--- begin Supplied information ---

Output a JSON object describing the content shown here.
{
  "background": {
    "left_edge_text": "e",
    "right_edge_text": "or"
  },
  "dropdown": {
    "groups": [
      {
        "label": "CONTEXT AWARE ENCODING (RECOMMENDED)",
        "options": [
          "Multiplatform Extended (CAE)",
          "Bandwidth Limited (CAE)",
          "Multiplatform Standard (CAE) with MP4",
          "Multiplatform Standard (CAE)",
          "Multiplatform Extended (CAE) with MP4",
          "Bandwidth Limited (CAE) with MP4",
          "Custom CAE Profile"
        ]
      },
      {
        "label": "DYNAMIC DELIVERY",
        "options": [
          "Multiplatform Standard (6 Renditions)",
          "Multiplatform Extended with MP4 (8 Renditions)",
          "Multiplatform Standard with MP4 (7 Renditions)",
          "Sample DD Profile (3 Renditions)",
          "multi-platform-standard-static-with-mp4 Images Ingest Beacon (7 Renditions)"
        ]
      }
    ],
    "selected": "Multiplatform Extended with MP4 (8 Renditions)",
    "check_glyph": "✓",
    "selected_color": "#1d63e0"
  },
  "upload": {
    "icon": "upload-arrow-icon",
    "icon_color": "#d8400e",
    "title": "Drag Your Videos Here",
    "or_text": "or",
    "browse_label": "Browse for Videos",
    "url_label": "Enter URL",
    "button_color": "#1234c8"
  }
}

--- end Supplied information ---

» **Problem to work on**
Find the word "Profile" in the records and pull out each line that has it.

» **Correct answer**
          "Custom CAE Profile"
          "Sample DD Profile (3 Renditions)",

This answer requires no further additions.